### Task goal
The records below are to be repeated in full, exactly as they are.

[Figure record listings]

◇ ◇ ◇ ◇

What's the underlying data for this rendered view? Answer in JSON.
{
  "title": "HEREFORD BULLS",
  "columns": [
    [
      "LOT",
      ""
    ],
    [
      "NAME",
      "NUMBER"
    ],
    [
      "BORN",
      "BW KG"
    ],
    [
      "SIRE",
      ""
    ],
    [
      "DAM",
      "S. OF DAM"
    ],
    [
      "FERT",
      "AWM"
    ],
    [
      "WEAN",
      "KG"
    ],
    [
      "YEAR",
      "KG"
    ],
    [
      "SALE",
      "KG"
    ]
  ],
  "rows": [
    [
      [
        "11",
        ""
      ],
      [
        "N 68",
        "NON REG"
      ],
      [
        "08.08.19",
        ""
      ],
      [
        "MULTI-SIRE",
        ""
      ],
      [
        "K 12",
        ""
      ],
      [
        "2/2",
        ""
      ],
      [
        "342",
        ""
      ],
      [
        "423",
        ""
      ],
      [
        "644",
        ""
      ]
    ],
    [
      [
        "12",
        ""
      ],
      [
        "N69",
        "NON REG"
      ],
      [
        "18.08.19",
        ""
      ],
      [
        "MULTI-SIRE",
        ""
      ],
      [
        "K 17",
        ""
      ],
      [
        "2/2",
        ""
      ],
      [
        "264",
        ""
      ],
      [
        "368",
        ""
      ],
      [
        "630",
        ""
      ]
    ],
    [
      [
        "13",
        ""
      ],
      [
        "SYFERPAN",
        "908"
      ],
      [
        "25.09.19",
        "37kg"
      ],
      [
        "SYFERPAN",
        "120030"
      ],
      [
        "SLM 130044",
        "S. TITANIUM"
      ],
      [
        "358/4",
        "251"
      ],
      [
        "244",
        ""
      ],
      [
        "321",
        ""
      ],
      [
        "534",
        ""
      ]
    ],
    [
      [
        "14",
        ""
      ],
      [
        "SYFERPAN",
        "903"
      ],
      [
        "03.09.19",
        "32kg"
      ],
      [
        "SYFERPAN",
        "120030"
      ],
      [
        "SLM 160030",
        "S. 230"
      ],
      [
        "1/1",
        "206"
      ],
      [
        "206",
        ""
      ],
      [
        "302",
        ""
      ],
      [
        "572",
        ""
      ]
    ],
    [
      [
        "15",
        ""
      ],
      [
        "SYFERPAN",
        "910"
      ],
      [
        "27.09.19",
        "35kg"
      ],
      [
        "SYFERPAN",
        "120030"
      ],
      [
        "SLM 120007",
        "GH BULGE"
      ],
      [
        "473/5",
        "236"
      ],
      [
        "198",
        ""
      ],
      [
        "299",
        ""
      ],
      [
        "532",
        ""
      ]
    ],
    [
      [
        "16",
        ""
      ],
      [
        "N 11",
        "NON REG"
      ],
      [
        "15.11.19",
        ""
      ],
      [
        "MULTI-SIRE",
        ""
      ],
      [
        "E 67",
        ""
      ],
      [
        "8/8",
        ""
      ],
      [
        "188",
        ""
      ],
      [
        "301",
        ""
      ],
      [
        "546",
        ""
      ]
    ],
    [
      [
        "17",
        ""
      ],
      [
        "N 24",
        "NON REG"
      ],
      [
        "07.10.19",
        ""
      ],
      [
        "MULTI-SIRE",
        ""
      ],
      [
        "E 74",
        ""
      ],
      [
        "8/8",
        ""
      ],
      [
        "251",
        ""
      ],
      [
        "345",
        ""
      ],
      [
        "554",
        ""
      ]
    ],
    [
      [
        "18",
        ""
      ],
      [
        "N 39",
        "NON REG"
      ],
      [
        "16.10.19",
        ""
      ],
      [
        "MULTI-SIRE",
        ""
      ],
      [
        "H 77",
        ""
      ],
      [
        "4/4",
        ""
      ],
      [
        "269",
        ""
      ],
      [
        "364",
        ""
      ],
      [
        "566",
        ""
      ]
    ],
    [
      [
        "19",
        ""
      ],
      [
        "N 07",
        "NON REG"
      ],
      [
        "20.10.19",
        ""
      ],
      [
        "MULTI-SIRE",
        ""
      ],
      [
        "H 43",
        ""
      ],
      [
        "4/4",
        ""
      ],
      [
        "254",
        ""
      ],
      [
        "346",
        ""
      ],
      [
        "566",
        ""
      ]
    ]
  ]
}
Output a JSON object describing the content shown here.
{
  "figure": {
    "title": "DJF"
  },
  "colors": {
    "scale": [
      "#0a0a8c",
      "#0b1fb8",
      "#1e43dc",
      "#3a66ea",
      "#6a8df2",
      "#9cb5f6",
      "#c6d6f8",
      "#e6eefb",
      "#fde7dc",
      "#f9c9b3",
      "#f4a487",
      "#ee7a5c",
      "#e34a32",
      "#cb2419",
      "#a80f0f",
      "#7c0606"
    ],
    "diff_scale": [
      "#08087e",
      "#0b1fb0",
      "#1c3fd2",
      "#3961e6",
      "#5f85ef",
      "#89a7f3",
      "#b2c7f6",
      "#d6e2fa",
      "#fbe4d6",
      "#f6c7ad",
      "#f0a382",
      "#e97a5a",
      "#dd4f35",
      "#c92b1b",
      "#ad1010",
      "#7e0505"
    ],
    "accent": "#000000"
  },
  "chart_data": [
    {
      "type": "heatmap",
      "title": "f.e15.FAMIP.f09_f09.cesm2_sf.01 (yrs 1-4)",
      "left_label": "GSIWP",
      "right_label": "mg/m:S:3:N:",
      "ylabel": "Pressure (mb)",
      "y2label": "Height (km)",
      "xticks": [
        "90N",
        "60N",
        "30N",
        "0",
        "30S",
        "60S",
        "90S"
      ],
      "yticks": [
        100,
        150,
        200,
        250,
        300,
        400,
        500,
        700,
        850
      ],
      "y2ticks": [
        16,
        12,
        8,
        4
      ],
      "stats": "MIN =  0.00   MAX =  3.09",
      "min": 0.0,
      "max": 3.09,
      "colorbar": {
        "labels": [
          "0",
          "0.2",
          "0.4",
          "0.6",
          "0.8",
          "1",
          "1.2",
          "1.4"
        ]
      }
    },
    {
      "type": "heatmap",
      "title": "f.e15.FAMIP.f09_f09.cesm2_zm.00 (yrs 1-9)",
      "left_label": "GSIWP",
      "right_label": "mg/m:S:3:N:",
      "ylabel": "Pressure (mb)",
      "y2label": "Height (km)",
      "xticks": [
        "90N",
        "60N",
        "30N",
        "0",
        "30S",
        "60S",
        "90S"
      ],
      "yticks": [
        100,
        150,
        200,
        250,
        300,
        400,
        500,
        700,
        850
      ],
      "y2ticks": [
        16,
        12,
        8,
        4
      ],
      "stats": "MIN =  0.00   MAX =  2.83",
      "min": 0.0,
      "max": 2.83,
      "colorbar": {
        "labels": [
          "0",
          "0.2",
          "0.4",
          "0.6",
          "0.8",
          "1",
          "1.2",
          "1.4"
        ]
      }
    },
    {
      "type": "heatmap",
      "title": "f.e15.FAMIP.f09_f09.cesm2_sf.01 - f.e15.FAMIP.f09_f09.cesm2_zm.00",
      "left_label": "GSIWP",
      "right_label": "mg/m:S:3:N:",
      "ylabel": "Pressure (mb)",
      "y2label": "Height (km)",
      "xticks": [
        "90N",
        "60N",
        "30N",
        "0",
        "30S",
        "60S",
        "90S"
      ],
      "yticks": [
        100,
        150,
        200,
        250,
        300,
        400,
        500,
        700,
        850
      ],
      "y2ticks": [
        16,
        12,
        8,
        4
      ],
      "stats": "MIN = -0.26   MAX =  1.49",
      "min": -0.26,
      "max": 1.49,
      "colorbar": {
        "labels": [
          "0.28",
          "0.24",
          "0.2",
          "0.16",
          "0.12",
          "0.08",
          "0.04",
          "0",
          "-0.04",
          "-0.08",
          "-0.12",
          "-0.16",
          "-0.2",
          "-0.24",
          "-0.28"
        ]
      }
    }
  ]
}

◇ ◇ ◇ ◇

### Problem solution
What's the underlying data for this rendered view? Answer in JSON.
{
  "title": "HEREFORD BULLS",
  "columns": [
    [
      "LOT",
      ""
    ],
    [
      "NAME",
      "NUMBER"
    ],
    [
      "BORN",
      "BW KG"
    ],
    [
      "SIRE",
      ""
    ],
    [
      "DAM",
      "S. OF DAM"
    ],
    [
      "FERT",
      "AWM"
    ],
    [
      "WEAN",
      "KG"
    ],
    [
      "YEAR",
      "KG"
    ],
    [
      "SALE",
      "KG"
    ]
  ],
  "rows": [
    [
      [
        "11",
        ""
      ],
      [
        "N 68",
        "NON REG"
      ],
      [
        "08.08.19",
        ""
      ],
      [
        "MULTI-SIRE",
        ""
      ],
      [
        "K 12",
        ""
      ],
      [
        "2/2",
        ""
      ],
      [
        "342",
        ""
      ],
      [
        "423",
        ""
      ],
      [
        "644",
        ""
      ]
    ],
    [
      [
        "12",
        ""
      ],
      [
        "N69",
        "NON REG"
      ],
      [
        "18.08.19",
        ""
      ],
      [
        "MULTI-SIRE",
        ""
      ],
      [
        "K 17",
        ""
      ],
      [
        "2/2",
        ""
      ],
      [
        "264",
        ""
      ],
      [
        "368",
        ""
      ],
      [
        "630",
        ""
      ]
    ],
    [
      [
        "13",
        ""
      ],
      [
        "SYFERPAN",
        "908"
      ],
      [
        "25.09.19",
        "37kg"
      ],
      [
        "SYFERPAN",
        "120030"
      ],
      [
        "SLM 130044",
        "S. TITANIUM"
      ],
      [
        "358/4",
        "251"
      ],
      [
        "244",
        ""
      ],
      [
        "321",
        ""
      ],
      [
        "534",
        ""
      ]
    ],
    [
      [
        "14",
        ""
      ],
      [
        "SYFERPAN",
        "903"
      ],
      [
        "03.09.19",
        "32kg"
      ],
      [
        "SYFERPAN",
        "120030"
      ],
      [
        "SLM 160030",
        "S. 230"
      ],
      [
        "1/1",
        "206"
      ],
      [
        "206",
        ""
      ],
      [
        "302",
        ""
      ],
      [
        "572",
        ""
      ]
    ],
    [
      [
        "15",
        ""
      ],
      [
        "SYFERPAN",
        "910"
      ],
      [
        "27.09.19",
        "35kg"
      ],
      [
        "SYFERPAN",
        "120030"
      ],
      [
        "SLM 120007",
        "GH BULGE"
      ],
      [
        "473/5",
        "236"
      ],
      [
        "198",
        ""
      ],
      [
        "299",
        ""
      ],
      [
        "532",
        ""
      ]
    ],
    [
      [
        "16",
        ""
      ],
      [
        "N 11",
        "NON REG"
      ],
      [
        "15.11.19",
        ""
      ],
      [
        "MULTI-SIRE",
        ""
      ],
      [
        "E 67",
        ""
      ],
      [
        "8/8",
        ""
      ],
      [
        "188",
        ""
      ],
      [
        "301",
        ""
      ],
      [
        "546",
        ""
      ]
    ],
    [
      [
        "17",
        ""
      ],
      [
        "N 24",
        "NON REG"
      ],
      [
        "07.10.19",
        ""
      ],
      [
        "MULTI-SIRE",
        ""
      ],
      [
        "E 74",
        ""
      ],
      [
        "8/8",
        ""
      ],
      [
        "251",
        ""
      ],
      [
        "345",
        ""
      ],
      [
        "554",
        ""
      ]
    ],
    [
      [
        "18",
        ""
      ],
      [
        "N 39",
        "NON REG"
      ],
      [
        "16.10.19",
        ""
      ],
      [
        "MULTI-SIRE",
        ""
      ],
      [
        "H 77",
        ""
      ],
      [
        "4/4",
        ""
      ],
      [
        "269",
        ""
      ],
      [
        "364",
        ""
      ],
      [
        "566",
        ""
      ]
    ],
    [
      [
        "19",
        ""
      ],
      [
        "N 07",
        "NON REG"
      ],
      [
        "20.10.19",
        ""
      ],
      [
        "MULTI-SIRE",
        ""
      ],
      [
        "H 43",
        ""
      ],
      [
        "4/4",
        ""
      ],
      [
        "254",
        ""
      ],
      [
        "346",
        ""
      ],
      [
        "566",
        ""
      ]
    ]
  ]
}
Output a JSON object describing the content shown here.
{
  "figure": {
    "title": "DJF"
  },
  "colors": {
    "scale": [
      "#0a0a8c",
      "#0b1fb8",
      "#1e43dc",
      "#3a66ea",
      "#6a8df2",
      "#9cb5f6",
      "#c6d6f8",
      "#e6eefb",
      "#fde7dc",
      "#f9c9b3",
      "#f4a487",
      "#ee7a5c",
      "#e34a32",
      "#cb2419",
      "#a80f0f",
      "#7c0606"
    ],
    "diff_scale": [
      "#08087e",
      "#0b1fb0",
      "#1c3fd2",
      "#3961e6",
      "#5f85ef",
      "#89a7f3",
      "#b2c7f6",
      "#d6e2fa",
      "#fbe4d6",
      "#f6c7ad",
      "#f0a382",
      "#e97a5a",
      "#dd4f35",
      "#c92b1b",
      "#ad1010",
      "#7e0505"
    ],
    "accent": "#000000"
  },
  "chart_data": [
    {
      "type": "heatmap",
      "title": "f.e15.FAMIP.f09_f09.cesm2_sf.01 (yrs 1-4)",
      "left_label": "GSIWP",
      "right_label": "mg/m:S:3:N:",
      "ylabel": "Pressure (mb)",
      "y2label": "Height (km)",
      "xticks": [
        "90N",
        "60N",
        "30N",
        "0",
        "30S",
        "60S",
        "90S"
      ],
      "yticks": [
        100,
        150,
        200,
        250,
        300,
        400,
        500,
        700,
        850
      ],
      "y2ticks": [
        16,
        12,
        8,
        4
      ],
      "stats": "MIN =  0.00   MAX =  3.09",
      "min": 0.0,
      "max": 3.09,
      "colorbar": {
        "labels": [
          "0",
          "0.2",
          "0.4",
          "0.6",
          "0.8",
          "1",
          "1.2",
          "1.4"
        ]
      }
    },
    {
      "type": "heatmap",
      "title": "f.e15.FAMIP.f09_f09.cesm2_zm.00 (yrs 1-9)",
      "left_label": "GSIWP",
      "right_label": "mg/m:S:3:N:",
      "ylabel": "Pressure (mb)",
      "y2label": "Height (km)",
      "xticks": [
        "90N",
        "60N",
        "30N",
        "0",
        "30S",
        "60S",
        "90S"
      ],
      "yticks": [
        100,
        150,
        200,
        250,
        300,
        400,
        500,
        700,
        850
      ],
      "y2ticks": [
        16,
        12,
        8,
        4
      ],
      "stats": "MIN =  0.00   MAX =  2.83",
      "min": 0.0,
      "max": 2.83,
      "colorbar": {
        "labels": [
          "0",
          "0.2",
          "0.4",
          "0.6",
          "0.8",
          "1",
          "1.2",
          "1.4"
        ]
      }
    },
    {
      "type": "heatmap",
      "title": "f.e15.FAMIP.f09_f09.cesm2_sf.01 - f.e15.FAMIP.f09_f09.cesm2_zm.00",
      "left_label": "GSIWP",
      "right_label": "mg/m:S:3:N:",
      "ylabel": "Pressure (mb)",
      "y2label": "Height (km)",
      "xticks": [
        "90N",
        "60N",
        "30N",
        "0",
        "30S",
        "60S",
        "90S"
      ],
      "yticks": [
        100,
        150,
        200,
        250,
        300,
        400,
        500,
        700,
        850
      ],
      "y2ticks": [
        16,
        12,
        8,
        4
      ],
      "stats": "MIN = -0.26   MAX =  1.49",
      "min": -0.26,
      "max": 1.49,
      "colorbar": {
        "labels": [
          "0.28",
          "0.24",
          "0.2",
          "0.16",
          "0.12",
          "0.08",
          "0.04",
          "0",
          "-0.04",
          "-0.08",
          "-0.12",
          "-0.16",
          "-0.2",
          "-0.24",
          "-0.28"
        ]
      }
    }
  ]
}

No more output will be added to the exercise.